**WRITTEN INSTRUCTION**
Produce an exact copy of the lines from the line that contains "Extract the chart's" to the end of the listing below.

**Figure contents as structured data**
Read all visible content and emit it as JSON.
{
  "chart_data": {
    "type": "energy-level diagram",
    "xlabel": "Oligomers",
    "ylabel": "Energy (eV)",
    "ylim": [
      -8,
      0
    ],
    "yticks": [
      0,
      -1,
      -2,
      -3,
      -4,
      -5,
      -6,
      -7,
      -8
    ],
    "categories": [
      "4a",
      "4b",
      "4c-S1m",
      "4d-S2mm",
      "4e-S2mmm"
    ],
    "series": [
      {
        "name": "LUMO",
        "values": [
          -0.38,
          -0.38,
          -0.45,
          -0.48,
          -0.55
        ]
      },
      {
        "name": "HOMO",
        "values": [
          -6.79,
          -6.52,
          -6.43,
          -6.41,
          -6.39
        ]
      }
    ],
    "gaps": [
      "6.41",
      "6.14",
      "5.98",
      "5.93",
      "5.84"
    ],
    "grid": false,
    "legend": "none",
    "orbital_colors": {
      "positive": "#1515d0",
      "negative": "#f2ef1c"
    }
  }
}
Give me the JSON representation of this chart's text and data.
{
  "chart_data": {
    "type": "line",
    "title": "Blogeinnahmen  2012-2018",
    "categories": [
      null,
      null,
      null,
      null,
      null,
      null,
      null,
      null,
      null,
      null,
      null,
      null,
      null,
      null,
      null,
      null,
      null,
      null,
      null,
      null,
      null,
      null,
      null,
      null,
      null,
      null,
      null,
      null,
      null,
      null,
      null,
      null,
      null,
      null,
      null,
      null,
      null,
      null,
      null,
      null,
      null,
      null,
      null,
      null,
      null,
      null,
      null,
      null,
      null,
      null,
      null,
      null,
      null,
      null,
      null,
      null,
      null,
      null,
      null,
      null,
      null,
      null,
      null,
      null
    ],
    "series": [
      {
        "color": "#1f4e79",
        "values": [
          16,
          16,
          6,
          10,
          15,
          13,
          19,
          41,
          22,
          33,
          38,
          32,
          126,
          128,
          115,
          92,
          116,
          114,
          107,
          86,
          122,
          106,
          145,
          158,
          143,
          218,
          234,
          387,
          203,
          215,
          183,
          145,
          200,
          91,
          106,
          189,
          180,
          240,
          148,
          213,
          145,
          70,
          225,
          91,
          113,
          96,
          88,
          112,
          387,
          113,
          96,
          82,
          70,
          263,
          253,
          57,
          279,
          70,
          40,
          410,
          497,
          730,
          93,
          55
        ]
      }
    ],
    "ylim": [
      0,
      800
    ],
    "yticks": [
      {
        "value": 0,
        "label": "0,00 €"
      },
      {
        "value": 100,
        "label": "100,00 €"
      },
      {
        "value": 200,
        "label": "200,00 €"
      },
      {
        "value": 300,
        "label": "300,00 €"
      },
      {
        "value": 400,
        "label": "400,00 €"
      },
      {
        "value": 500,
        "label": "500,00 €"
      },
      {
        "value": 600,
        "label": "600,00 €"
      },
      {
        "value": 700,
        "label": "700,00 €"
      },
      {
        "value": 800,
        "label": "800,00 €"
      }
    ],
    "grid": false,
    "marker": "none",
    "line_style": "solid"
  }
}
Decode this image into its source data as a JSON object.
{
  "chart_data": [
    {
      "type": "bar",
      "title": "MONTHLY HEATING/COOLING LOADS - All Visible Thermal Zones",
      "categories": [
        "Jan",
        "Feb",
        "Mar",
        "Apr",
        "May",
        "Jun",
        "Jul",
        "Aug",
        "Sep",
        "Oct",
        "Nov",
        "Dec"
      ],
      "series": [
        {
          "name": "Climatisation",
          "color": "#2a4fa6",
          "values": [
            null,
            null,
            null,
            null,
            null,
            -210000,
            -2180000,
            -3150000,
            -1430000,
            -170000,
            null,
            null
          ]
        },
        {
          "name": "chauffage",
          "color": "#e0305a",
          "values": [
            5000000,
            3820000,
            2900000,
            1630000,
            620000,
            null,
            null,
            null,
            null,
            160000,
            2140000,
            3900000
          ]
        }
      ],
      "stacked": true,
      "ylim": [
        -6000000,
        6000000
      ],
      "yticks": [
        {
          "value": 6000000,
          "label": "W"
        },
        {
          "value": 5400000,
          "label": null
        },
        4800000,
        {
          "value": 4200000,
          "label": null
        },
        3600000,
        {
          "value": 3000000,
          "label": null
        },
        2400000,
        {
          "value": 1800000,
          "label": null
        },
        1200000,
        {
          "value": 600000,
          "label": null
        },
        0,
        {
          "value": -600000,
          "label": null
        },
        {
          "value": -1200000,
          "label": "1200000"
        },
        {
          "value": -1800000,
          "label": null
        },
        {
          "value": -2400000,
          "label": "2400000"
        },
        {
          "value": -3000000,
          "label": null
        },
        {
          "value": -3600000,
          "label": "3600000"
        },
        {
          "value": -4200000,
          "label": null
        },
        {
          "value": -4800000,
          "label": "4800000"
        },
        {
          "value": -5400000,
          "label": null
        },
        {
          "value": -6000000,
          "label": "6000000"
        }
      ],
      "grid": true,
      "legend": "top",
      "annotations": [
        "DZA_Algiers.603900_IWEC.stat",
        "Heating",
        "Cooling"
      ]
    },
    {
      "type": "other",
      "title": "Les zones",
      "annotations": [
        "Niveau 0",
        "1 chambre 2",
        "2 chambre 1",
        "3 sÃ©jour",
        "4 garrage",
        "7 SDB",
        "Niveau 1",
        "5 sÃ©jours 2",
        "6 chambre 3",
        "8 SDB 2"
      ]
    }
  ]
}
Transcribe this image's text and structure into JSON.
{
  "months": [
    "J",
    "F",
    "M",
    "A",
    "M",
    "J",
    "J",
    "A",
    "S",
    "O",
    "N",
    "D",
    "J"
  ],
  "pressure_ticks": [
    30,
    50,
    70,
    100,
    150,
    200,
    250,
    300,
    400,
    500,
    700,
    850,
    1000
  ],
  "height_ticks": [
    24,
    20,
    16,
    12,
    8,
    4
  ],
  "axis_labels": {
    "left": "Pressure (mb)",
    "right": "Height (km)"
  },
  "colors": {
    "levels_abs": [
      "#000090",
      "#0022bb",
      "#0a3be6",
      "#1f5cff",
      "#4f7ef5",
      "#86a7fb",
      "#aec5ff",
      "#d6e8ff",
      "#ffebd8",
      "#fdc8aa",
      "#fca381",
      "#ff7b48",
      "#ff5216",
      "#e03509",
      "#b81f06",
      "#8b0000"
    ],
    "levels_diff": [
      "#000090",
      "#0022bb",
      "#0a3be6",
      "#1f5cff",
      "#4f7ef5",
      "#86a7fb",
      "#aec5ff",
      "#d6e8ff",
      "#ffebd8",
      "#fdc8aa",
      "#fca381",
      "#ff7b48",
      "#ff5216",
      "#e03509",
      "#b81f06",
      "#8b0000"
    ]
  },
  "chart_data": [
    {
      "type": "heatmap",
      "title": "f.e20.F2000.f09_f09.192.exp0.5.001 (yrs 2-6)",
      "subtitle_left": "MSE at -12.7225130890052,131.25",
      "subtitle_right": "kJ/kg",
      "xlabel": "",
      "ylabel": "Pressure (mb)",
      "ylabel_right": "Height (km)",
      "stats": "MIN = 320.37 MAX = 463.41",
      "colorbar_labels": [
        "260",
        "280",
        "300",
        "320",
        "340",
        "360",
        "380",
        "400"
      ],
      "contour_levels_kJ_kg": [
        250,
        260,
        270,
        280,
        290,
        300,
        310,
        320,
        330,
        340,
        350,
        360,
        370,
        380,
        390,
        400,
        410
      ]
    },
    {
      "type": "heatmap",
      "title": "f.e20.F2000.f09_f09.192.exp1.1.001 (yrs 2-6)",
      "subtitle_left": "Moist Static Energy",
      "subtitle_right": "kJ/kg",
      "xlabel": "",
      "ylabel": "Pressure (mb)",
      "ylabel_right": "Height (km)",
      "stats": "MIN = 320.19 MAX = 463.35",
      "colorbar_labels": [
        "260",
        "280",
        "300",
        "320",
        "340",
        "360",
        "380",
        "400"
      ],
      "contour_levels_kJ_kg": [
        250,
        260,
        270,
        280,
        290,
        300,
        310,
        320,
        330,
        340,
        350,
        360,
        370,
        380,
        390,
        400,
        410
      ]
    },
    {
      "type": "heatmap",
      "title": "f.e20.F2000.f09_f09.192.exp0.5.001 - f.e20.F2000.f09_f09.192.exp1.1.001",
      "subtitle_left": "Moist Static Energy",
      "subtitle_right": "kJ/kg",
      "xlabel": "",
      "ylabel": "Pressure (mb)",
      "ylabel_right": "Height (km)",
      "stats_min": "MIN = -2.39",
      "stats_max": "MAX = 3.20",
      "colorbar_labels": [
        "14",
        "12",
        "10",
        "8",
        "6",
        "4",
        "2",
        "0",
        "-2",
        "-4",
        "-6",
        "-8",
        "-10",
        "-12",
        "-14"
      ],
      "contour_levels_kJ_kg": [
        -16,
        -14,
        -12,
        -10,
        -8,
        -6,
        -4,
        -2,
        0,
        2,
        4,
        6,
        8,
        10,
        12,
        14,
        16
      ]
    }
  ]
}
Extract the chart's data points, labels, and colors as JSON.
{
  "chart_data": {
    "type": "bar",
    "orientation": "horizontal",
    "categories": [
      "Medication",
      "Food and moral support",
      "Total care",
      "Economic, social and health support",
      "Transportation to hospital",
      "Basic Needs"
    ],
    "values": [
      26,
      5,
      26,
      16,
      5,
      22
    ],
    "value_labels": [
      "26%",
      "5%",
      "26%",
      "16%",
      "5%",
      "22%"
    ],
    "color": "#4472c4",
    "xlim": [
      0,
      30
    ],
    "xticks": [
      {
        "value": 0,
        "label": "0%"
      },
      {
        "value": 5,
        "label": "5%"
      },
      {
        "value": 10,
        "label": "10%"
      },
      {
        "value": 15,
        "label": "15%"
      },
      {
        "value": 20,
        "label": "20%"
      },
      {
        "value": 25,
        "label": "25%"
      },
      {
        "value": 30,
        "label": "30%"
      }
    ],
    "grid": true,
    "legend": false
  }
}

**CORRECT OUTPUT**
Extract the chart's data points, labels, and colors as JSON.
{
  "chart_data": {
    "type": "bar",
    "orientation": "horizontal",
    "categories": [
      "Medication",
      "Food and moral support",
      "Total care",
      "Economic, social and health support",
      "Transportation to hospital",
      "Basic Needs"
    ],
    "values": [
      26,
      5,
      26,
      16,
      5,
      22
    ],
    "value_labels": [
      "26%",
      "5%",
      "26%",
      "16%",
      "5%",
      "22%"
    ],
    "color": "#4472c4",
    "xlim": [
      0,
      30
    ],
    "xticks": [
      {
        "value": 0,
        "label": "0%"
      },
      {
        "value": 5,
        "label": "5%"
      },
      {
        "value": 10,
        "label": "10%"
      },
      {
        "value": 15,
        "label": "15%"
      },
      {
        "value": 20,
        "label": "20%"
      },
      {
        "value": 25,
        "label": "25%"
      },
      {
        "value": 30,
        "label": "30%"
      }
    ],
    "grid": true,
    "legend": false
  }
}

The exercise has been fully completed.